§ OBJETIVOS
1) Según la sección del documento, ¿qué encarna Europa en sus políticas neoconservadoras, su economía de mercado y su cultura consumista?
2) Reproduce el fragmento de la sección del documento que va desde "Omela y la distopía" hasta "no-lugares donde sobrevivimos.", ambos incluidos.
3) Reescribe como lista el párrafo de la sección del documento que empieza con "El exilio, así pensado" y conserva sus datos principales.

§ SECCIÓN DEL DOCUMENTO

_____

Una “comunidad” que se sustenta sobre relaciones radicalmente asimétricas de poder no es una “comunidad” en su sentido abierto de libre pertenencia común, sino más bien su impedimento orgánico. Para decirlo en los términos iniciales: una comunidad sostenida en la existencia de sótanos no puede ser más que una específica forma de negación de lo que hay en común o, incluso, haciendo de ese “común” el lugar vergonzante de nuestra miseria compartida.
Omela y la distopía presente
Omelas tiene lugar en la distopía presente. No hay ciudad dichosa. Europa dista de serlo: encarna en sus políticas neoconservadoras, su economía de mercado y su cultura consumista y voraz lo que repudia en términos filosóficos. Ni siquiera constituye un horizonte utópico con respecto a todos los lugares habitados o, para ser más precisos, con respecto a los no-lugares donde sobrevivimos.
Ninguna salida eurocéntrica pero tampoco ninguna política de identidad cabe en este contexto. De forma inversa, tampoco podría resolverse en un rancio llamado a una «hibridación» general con visos reconciliatorios, cuando de lo que se trata es de hacer detonar las identidades cristalizadas, devolviéndolas al devenir, a su movimiento que, sin desconocer las fronteras constituidas, busca vulnerarlas. No es que no sea pensable algún tipo de «hogar»; lo decisivo es que nuestros espacios distan de constituir residencias permanentes. Y si bien cabe imaginar una comunidad alternativa, nacida de la experiencia del exilio, esa comunidad constituida no es punto de llegada sino parte del trayecto: una esperanza sin espera.
El exilio, así pensado, es una forma de ejercicio de la crítica no sólo a las formas de dominación económica y política sino a la colonización cultural. Como posición, no constituye un canon -en tanto “dispositivo de bloqueo del cuestionamiento metodológico y disciplinar” (Said, 2005: 148)- ni mucho menos un contra-canon que invierte semejante dispositivo. Cuestiona, más bien, la validez de los procesos de centralización cultural. En ese sentido, “(…) la labor crítica para el exiliado consiste en permanecer de algún modo escéptico y siempre en guardia, un papel que he asociado (…) con la vocación intelectual, que también rechaza la jerga de la especialización, las lisonjas del poder y –lo que viene mucho más al caso- al quietismo de la no intervención” (2005: 40).

_____

§ LÍNEAS DE DATOS
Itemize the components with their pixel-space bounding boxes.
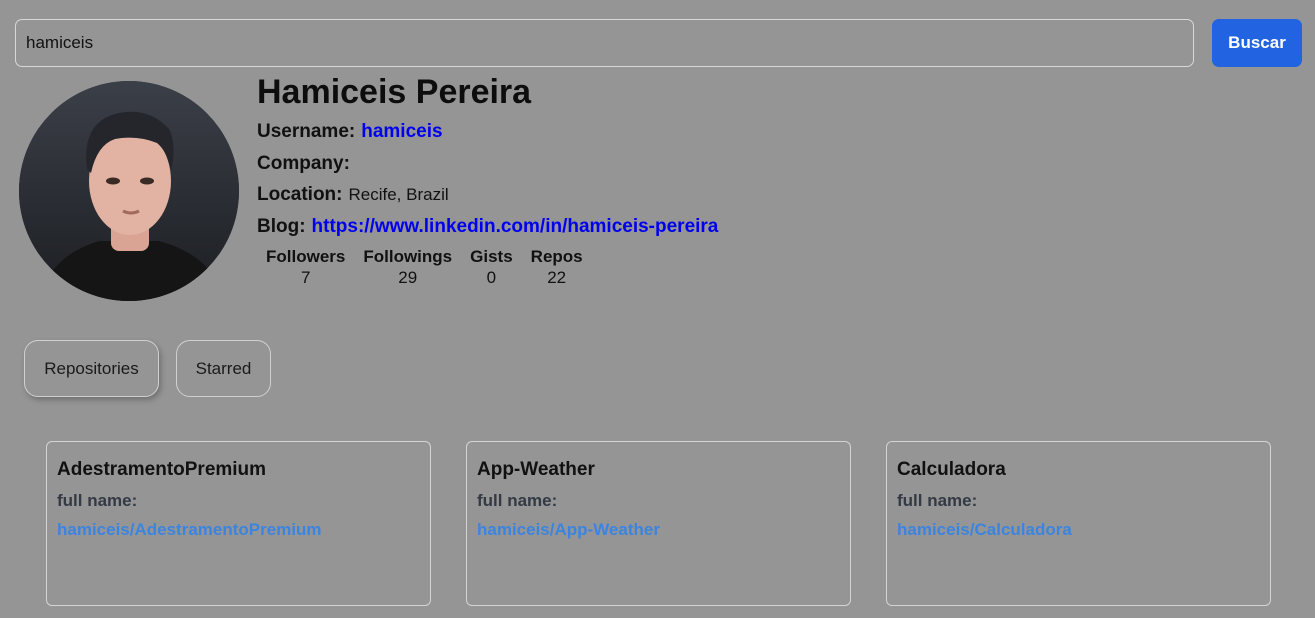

_____

§ SOLUCIONES POR TAREA
1) Encarna lo que repudia en términos filosóficos.

2)
Omela y la distopía presente
Omelas tiene lugar en la distopía presente. No hay ciudad dichosa. Europa dista de serlo: encarna en sus políticas neoconservadoras, su economía de mercado y su cultura consumista y voraz lo que repudia en términos filosóficos. Ni siquiera constituye un horizonte utópico con respecto a todos los lugares habitados o, para ser más precisos, con respecto a los no-lugares donde sobrevivimos.

3)
- El exilio, así pensado, ejerce la crítica contra la dominación económica y política y contra la colonización cultural.
- Como posición, no es un canon, entendido como "dispositivo de bloqueo del cuestionamiento metodológico y disciplinar" (Said, 2005: 148), ni un contra-canon que invierta ese dispositivo.
- Cuestiona la validez de los procesos de centralización cultural.
- Según Said (2005: 40), la labor crítica del exiliado consiste en permanecer escéptico y siempre en guardia.
- Said asocia ese papel con la vocación intelectual, que rechaza la jerga de la especialización, las lisonjas del poder y el quietismo de la no intervención.